EXERCISE TASK: Set down each record exactly as written.

(Recorded data)
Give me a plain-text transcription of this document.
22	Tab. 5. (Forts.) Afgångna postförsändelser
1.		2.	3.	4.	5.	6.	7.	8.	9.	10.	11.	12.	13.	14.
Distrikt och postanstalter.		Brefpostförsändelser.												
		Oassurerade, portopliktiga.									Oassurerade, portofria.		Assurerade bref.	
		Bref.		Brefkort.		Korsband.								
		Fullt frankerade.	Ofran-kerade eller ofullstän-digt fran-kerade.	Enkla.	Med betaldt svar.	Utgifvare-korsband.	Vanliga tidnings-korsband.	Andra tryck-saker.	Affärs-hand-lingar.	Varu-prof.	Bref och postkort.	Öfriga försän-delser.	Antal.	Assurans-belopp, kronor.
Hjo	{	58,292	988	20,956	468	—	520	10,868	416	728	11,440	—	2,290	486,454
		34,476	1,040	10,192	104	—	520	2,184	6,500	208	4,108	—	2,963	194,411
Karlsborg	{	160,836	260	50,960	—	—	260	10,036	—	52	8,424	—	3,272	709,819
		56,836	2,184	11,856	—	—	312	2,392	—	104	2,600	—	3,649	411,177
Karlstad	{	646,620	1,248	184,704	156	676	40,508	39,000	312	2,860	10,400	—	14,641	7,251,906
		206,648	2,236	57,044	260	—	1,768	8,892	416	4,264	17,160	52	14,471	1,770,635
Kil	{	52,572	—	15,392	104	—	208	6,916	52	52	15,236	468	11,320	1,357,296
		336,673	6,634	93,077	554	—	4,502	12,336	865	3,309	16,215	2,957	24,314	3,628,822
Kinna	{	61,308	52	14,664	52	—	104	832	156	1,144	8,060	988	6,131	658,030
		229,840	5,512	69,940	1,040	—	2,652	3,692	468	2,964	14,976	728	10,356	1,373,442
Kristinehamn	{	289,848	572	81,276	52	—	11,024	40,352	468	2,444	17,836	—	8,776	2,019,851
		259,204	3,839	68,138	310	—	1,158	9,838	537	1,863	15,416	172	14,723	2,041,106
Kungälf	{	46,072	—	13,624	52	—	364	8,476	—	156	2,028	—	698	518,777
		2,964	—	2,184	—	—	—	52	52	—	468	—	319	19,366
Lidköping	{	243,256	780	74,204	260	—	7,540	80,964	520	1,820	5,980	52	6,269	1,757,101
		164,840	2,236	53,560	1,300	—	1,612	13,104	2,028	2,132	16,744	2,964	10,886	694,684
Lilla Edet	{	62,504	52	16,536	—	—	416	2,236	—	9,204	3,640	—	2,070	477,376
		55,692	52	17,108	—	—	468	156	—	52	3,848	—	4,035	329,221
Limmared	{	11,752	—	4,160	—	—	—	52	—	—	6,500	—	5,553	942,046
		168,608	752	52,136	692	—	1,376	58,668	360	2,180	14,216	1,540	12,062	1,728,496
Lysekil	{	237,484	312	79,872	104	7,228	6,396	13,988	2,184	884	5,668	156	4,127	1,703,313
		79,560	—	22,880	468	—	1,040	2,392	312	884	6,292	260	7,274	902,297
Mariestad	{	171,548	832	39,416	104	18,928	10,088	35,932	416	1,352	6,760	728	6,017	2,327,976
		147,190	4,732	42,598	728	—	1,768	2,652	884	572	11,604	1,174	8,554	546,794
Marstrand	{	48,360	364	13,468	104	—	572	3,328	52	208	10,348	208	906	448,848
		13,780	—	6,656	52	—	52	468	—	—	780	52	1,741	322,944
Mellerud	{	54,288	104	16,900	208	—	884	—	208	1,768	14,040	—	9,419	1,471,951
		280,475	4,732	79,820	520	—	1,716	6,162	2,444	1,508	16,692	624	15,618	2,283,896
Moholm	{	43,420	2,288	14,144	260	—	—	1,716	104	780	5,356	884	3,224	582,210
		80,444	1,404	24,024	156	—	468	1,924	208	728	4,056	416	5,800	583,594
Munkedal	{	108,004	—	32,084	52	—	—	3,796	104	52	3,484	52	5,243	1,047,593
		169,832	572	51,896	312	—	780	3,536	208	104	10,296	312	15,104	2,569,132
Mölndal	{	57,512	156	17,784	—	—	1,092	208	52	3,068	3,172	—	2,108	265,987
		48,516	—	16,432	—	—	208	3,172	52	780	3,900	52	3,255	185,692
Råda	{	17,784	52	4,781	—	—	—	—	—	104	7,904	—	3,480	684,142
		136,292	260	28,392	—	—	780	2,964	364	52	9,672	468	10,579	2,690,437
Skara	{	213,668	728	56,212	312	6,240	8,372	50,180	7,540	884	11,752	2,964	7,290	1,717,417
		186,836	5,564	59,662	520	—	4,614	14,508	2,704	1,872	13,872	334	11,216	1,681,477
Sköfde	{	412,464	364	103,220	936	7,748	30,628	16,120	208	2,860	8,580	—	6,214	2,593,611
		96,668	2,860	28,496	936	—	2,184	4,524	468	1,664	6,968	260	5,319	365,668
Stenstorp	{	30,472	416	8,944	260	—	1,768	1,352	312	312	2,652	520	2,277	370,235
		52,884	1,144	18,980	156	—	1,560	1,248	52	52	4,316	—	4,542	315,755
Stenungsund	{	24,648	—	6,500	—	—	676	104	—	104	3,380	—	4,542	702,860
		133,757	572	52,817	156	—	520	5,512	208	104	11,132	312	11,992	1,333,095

RESULT:
Give me a plain-text transcription of this document.
22	Tab. 5. (Forts.) Afgångna postförsändelser
1.		2.	3.	4.	5.	6.	7.	8.	9.	10.	11.	12.	13.	14.
Distrikt och postanstalter.		Brefpostförsändelser.												
		Oassurerade, portopliktiga.									Oassurerade, portofria.		Assurerade bref.	
		Bref.		Brefkort.		Korsband.								
		Fullt frankerade.	Ofran-kerade eller ofullstän-digt fran-kerade.	Enkla.	Med betaldt svar.	Utgifvare-korsband.	Vanliga tidnings-korsband.	Andra tryck-saker.	Affärs-hand-lingar.	Varu-prof.	Bref och postkort.	Öfriga försän-delser.	Antal.	Assurans-belopp, kronor.
Hjo	{	58,292	988	20,956	468	—	520	10,868	416	728	11,440	—	2,290	486,454
		34,476	1,040	10,192	104	—	520	2,184	6,500	208	4,108	—	2,963	194,411
Karlsborg	{	160,836	260	50,960	—	—	260	10,036	—	52	8,424	—	3,272	709,819
		56,836	2,184	11,856	—	—	312	2,392	—	104	2,600	—	3,649	411,177
Karlstad	{	646,620	1,248	184,704	156	676	40,508	39,000	312	2,860	10,400	—	14,641	7,251,906
		206,648	2,236	57,044	260	—	1,768	8,892	416	4,264	17,160	52	14,471	1,770,635
Kil	{	52,572	—	15,392	104	—	208	6,916	52	52	15,236	468	11,320	1,357,296
		336,673	6,634	93,077	554	—	4,502	12,336	865	3,309	16,215	2,957	24,314	3,628,822
Kinna	{	61,308	52	14,664	52	—	104	832	156	1,144	8,060	988	6,131	658,030
		229,840	5,512	69,940	1,040	—	2,652	3,692	468	2,964	14,976	728	10,356	1,373,442
Kristinehamn	{	289,848	572	81,276	52	—	11,024	40,352	468	2,444	17,836	—	8,776	2,019,851
		259,204	3,839	68,138	310	—	1,158	9,838	537	1,863	15,416	172	14,723	2,041,106
Kungälf	{	46,072	—	13,624	52	—	364	8,476	—	156	2,028	—	698	518,777
		2,964	—	2,184	—	—	—	52	52	—	468	—	319	19,366
Lidköping	{	243,256	780	74,204	260	—	7,540	80,964	520	1,820	5,980	52	6,269	1,757,101
		164,840	2,236	53,560	1,300	—	1,612	13,104	2,028	2,132	16,744	2,964	10,886	694,684
Lilla Edet	{	62,504	52	16,536	—	—	416	2,236	—	9,204	3,640	—	2,070	477,376
		55,692	52	17,108	—	—	468	156	—	52	3,848	—	4,035	329,221
Limmared	{	11,752	—	4,160	—	—	—	52	—	—	6,500	—	5,553	942,046
		168,608	752	52,136	692	—	1,376	58,668	360	2,180	14,216	1,540	12,062	1,728,496
Lysekil	{	237,484	312	79,872	104	7,228	6,396	13,988	2,184	884	5,668	156	4,127	1,703,313
		79,560	—	22,880	468	—	1,040	2,392	312	884	6,292	260	7,274	902,297
Mariestad	{	171,548	832	39,416	104	18,928	10,088	35,932	416	1,352	6,760	728	6,017	2,327,976
		147,190	4,732	42,598	728	—	1,768	2,652	884	572	11,604	1,174	8,554	546,794
Marstrand	{	48,360	364	13,468	104	—	572	3,328	52	208	10,348	208	906	448,848
		13,780	—	6,656	52	—	52	468	—	—	780	52	1,741	322,944
Mellerud	{	54,288	104	16,900	208	—	884	—	208	1,768	14,040	—	9,419	1,471,951
		280,475	4,732	79,820	520	—	1,716	6,162	2,444	1,508	16,692	624	15,618	2,283,896
Moholm	{	43,420	2,288	14,144	260	—	—	1,716	104	780	5,356	884	3,224	582,210
		80,444	1,404	24,024	156	—	468	1,924	208	728	4,056	416	5,800	583,594
Munkedal	{	108,004	—	32,084	52	—	—	3,796	104	52	3,484	52	5,243	1,047,593
		169,832	572	51,896	312	—	780	3,536	208	104	10,296	312	15,104	2,569,132
Mölndal	{	57,512	156	17,784	—	—	1,092	208	52	3,068	3,172	—	2,108	265,987
		48,516	—	16,432	—	—	208	3,172	52	780	3,900	52	3,255	185,692
Råda	{	17,784	52	4,781	—	—	—	—	—	104	7,904	—	3,480	684,142
		136,292	260	28,392	—	—	780	2,964	364	52	9,672	468	10,579	2,690,437
Skara	{	213,668	728	56,212	312	6,240	8,372	50,180	7,540	884	11,752	2,964	7,290	1,717,417
		186,836	5,564	59,662	520	—	4,614	14,508	2,704	1,872	13,872	334	11,216	1,681,477
Sköfde	{	412,464	364	103,220	936	7,748	30,628	16,120	208	2,860	8,580	—	6,214	2,593,611
		96,668	2,860	28,496	936	—	2,184	4,524	468	1,664	6,968	260	5,319	365,668
Stenstorp	{	30,472	416	8,944	260	—	1,768	1,352	312	312	2,652	520	2,277	370,235
		52,884	1,144	18,980	156	—	1,560	1,248	52	52	4,316	—	4,542	315,755
Stenungsund	{	24,648	—	6,500	—	—	676	104	—	104	3,380	—	4,542	702,860
		133,757	572	52,817	156	—	520	5,512	208	104	11,132	312	11,992	1,333,095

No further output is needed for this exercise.